## SHORT EXERCISE
Omit the pictures and output every entry below exactly as written.

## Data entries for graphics
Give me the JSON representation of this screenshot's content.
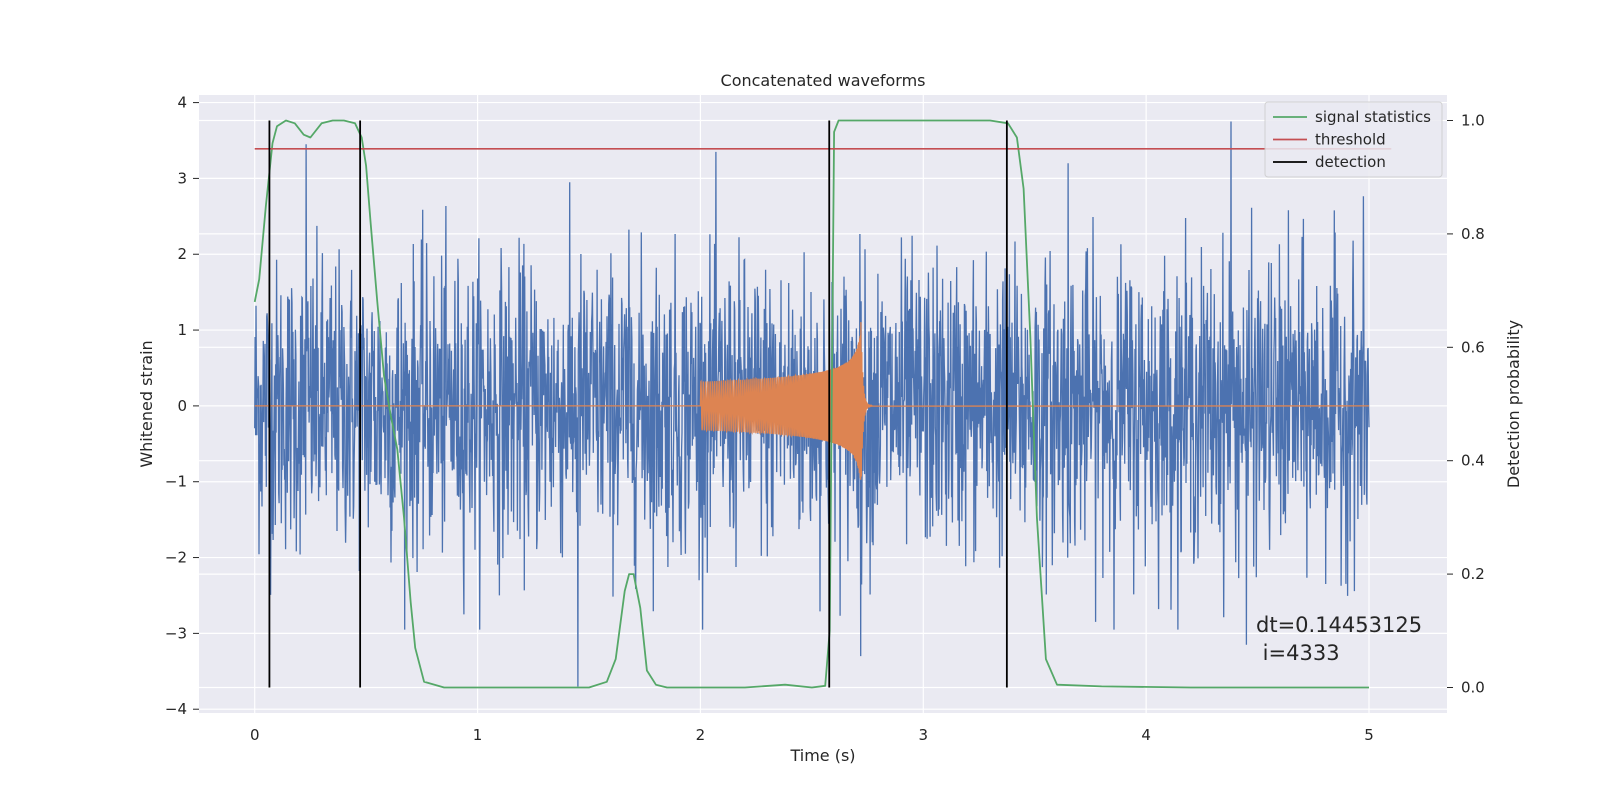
{
  "chart_data": {
    "type": "line",
    "title": "Concatenated waveforms",
    "xlabel": "Time (s)",
    "ylabel_left": "Whitened strain",
    "ylabel_right": "Detection probability",
    "xlim": [
      -0.25,
      5.35
    ],
    "ylim_left": [
      -4.05,
      4.1
    ],
    "ylim_right": [
      -0.045,
      1.045
    ],
    "grid": true,
    "legend_position": "top-right",
    "x_ticks": [
      "0",
      "1",
      "2",
      "3",
      "4",
      "5"
    ],
    "x_tick_values": [
      0,
      1,
      2,
      3,
      4,
      5
    ],
    "y_ticks_left": [
      "4",
      "3",
      "2",
      "1",
      "0",
      "−1",
      "−2",
      "−3",
      "−4"
    ],
    "y_tick_values_left": [
      4,
      3,
      2,
      1,
      0,
      -1,
      -2,
      -3,
      -4
    ],
    "y_ticks_right": [
      "1.0",
      "0.8",
      "0.6",
      "0.4",
      "0.2",
      "0.0"
    ],
    "y_tick_values_right": [
      1.0,
      0.8,
      0.6,
      0.4,
      0.2,
      0.0
    ],
    "series": [
      {
        "name": "",
        "axis": "left",
        "color": "#4c72b0",
        "kind": "noise",
        "x_range": [
          0,
          5
        ],
        "envelope_typical": 2.0,
        "notable_points": [
          {
            "x": 0.23,
            "y": 3.45
          },
          {
            "x": 1.45,
            "y": -3.7
          },
          {
            "x": 2.07,
            "y": 3.35
          },
          {
            "x": 2.72,
            "y": -3.3
          },
          {
            "x": 3.65,
            "y": 3.2
          },
          {
            "x": 4.38,
            "y": 3.75
          },
          {
            "x": 4.45,
            "y": -3.15
          }
        ]
      },
      {
        "name": "",
        "axis": "left",
        "color": "#dd8452",
        "kind": "chirp",
        "x_range": [
          0,
          5
        ],
        "chirp_start": 2.0,
        "chirp_peak": 2.72,
        "amplitude_start": 0.32,
        "amplitude_peak": 1.2
      },
      {
        "name": "signal statistics",
        "axis": "right",
        "color": "#55a868",
        "x": [
          0,
          0.02,
          0.05,
          0.08,
          0.1,
          0.14,
          0.18,
          0.22,
          0.25,
          0.3,
          0.35,
          0.4,
          0.45,
          0.48,
          0.5,
          0.52,
          0.55,
          0.58,
          0.61,
          0.64,
          0.67,
          0.7,
          0.72,
          0.76,
          0.85,
          1.0,
          1.5,
          1.58,
          1.62,
          1.66,
          1.68,
          1.7,
          1.73,
          1.76,
          1.8,
          1.85,
          2.0,
          2.2,
          2.38,
          2.5,
          2.56,
          2.58,
          2.6,
          2.62,
          2.65,
          2.7,
          3.0,
          3.3,
          3.38,
          3.42,
          3.45,
          3.48,
          3.51,
          3.55,
          3.6,
          3.8,
          4.2,
          5.0
        ],
        "y": [
          0.68,
          0.72,
          0.85,
          0.96,
          0.99,
          1.0,
          0.995,
          0.975,
          0.97,
          0.995,
          1.0,
          1.0,
          0.995,
          0.97,
          0.92,
          0.82,
          0.68,
          0.55,
          0.48,
          0.42,
          0.3,
          0.15,
          0.07,
          0.01,
          0.0,
          0.0,
          0.0,
          0.01,
          0.05,
          0.17,
          0.2,
          0.2,
          0.14,
          0.03,
          0.005,
          0.0,
          0.0,
          0.0,
          0.005,
          0.0,
          0.003,
          0.1,
          0.98,
          1.0,
          1.0,
          1.0,
          1.0,
          1.0,
          0.995,
          0.97,
          0.88,
          0.62,
          0.3,
          0.05,
          0.005,
          0.002,
          0.0,
          0.0
        ]
      },
      {
        "name": "threshold",
        "axis": "right",
        "color": "#c44e52",
        "x": [
          0,
          5.1
        ],
        "y": [
          0.95,
          0.95
        ]
      },
      {
        "name": "detection",
        "axis": "right",
        "color": "#000000",
        "kind": "vlines",
        "x": [
          0.066,
          0.473,
          2.578,
          3.375
        ],
        "y_range": [
          0.0,
          1.0
        ]
      }
    ],
    "annotations": [
      "dt=0.14453125",
      " i=4333"
    ]
  }
}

## ANSWER IN FULL
Give me the JSON representation of this screenshot's content.
{
  "chart_data": {
    "type": "line",
    "title": "Concatenated waveforms",
    "xlabel": "Time (s)",
    "ylabel_left": "Whitened strain",
    "ylabel_right": "Detection probability",
    "xlim": [
      -0.25,
      5.35
    ],
    "ylim_left": [
      -4.05,
      4.1
    ],
    "ylim_right": [
      -0.045,
      1.045
    ],
    "grid": true,
    "legend_position": "top-right",
    "x_ticks": [
      "0",
      "1",
      "2",
      "3",
      "4",
      "5"
    ],
    "x_tick_values": [
      0,
      1,
      2,
      3,
      4,
      5
    ],
    "y_ticks_left": [
      "4",
      "3",
      "2",
      "1",
      "0",
      "−1",
      "−2",
      "−3",
      "−4"
    ],
    "y_tick_values_left": [
      4,
      3,
      2,
      1,
      0,
      -1,
      -2,
      -3,
      -4
    ],
    "y_ticks_right": [
      "1.0",
      "0.8",
      "0.6",
      "0.4",
      "0.2",
      "0.0"
    ],
    "y_tick_values_right": [
      1.0,
      0.8,
      0.6,
      0.4,
      0.2,
      0.0
    ],
    "series": [
      {
        "name": "",
        "axis": "left",
        "color": "#4c72b0",
        "kind": "noise",
        "x_range": [
          0,
          5
        ],
        "envelope_typical": 2.0,
        "notable_points": [
          {
            "x": 0.23,
            "y": 3.45
          },
          {
            "x": 1.45,
            "y": -3.7
          },
          {
            "x": 2.07,
            "y": 3.35
          },
          {
            "x": 2.72,
            "y": -3.3
          },
          {
            "x": 3.65,
            "y": 3.2
          },
          {
            "x": 4.38,
            "y": 3.75
          },
          {
            "x": 4.45,
            "y": -3.15
          }
        ]
      },
      {
        "name": "",
        "axis": "left",
        "color": "#dd8452",
        "kind": "chirp",
        "x_range": [
          0,
          5
        ],
        "chirp_start": 2.0,
        "chirp_peak": 2.72,
        "amplitude_start": 0.32,
        "amplitude_peak": 1.2
      },
      {
        "name": "signal statistics",
        "axis": "right",
        "color": "#55a868",
        "x": [
          0,
          0.02,
          0.05,
          0.08,
          0.1,
          0.14,
          0.18,
          0.22,
          0.25,
          0.3,
          0.35,
          0.4,
          0.45,
          0.48,
          0.5,
          0.52,
          0.55,
          0.58,
          0.61,
          0.64,
          0.67,
          0.7,
          0.72,
          0.76,
          0.85,
          1.0,
          1.5,
          1.58,
          1.62,
          1.66,
          1.68,
          1.7,
          1.73,
          1.76,
          1.8,
          1.85,
          2.0,
          2.2,
          2.38,
          2.5,
          2.56,
          2.58,
          2.6,
          2.62,
          2.65,
          2.7,
          3.0,
          3.3,
          3.38,
          3.42,
          3.45,
          3.48,
          3.51,
          3.55,
          3.6,
          3.8,
          4.2,
          5.0
        ],
        "y": [
          0.68,
          0.72,
          0.85,
          0.96,
          0.99,
          1.0,
          0.995,
          0.975,
          0.97,
          0.995,
          1.0,
          1.0,
          0.995,
          0.97,
          0.92,
          0.82,
          0.68,
          0.55,
          0.48,
          0.42,
          0.3,
          0.15,
          0.07,
          0.01,
          0.0,
          0.0,
          0.0,
          0.01,
          0.05,
          0.17,
          0.2,
          0.2,
          0.14,
          0.03,
          0.005,
          0.0,
          0.0,
          0.0,
          0.005,
          0.0,
          0.003,
          0.1,
          0.98,
          1.0,
          1.0,
          1.0,
          1.0,
          1.0,
          0.995,
          0.97,
          0.88,
          0.62,
          0.3,
          0.05,
          0.005,
          0.002,
          0.0,
          0.0
        ]
      },
      {
        "name": "threshold",
        "axis": "right",
        "color": "#c44e52",
        "x": [
          0,
          5.1
        ],
        "y": [
          0.95,
          0.95
        ]
      },
      {
        "name": "detection",
        "axis": "right",
        "color": "#000000",
        "kind": "vlines",
        "x": [
          0.066,
          0.473,
          2.578,
          3.375
        ],
        "y_range": [
          0.0,
          1.0
        ]
      }
    ],
    "annotations": [
      "dt=0.14453125",
      " i=4333"
    ]
  }
}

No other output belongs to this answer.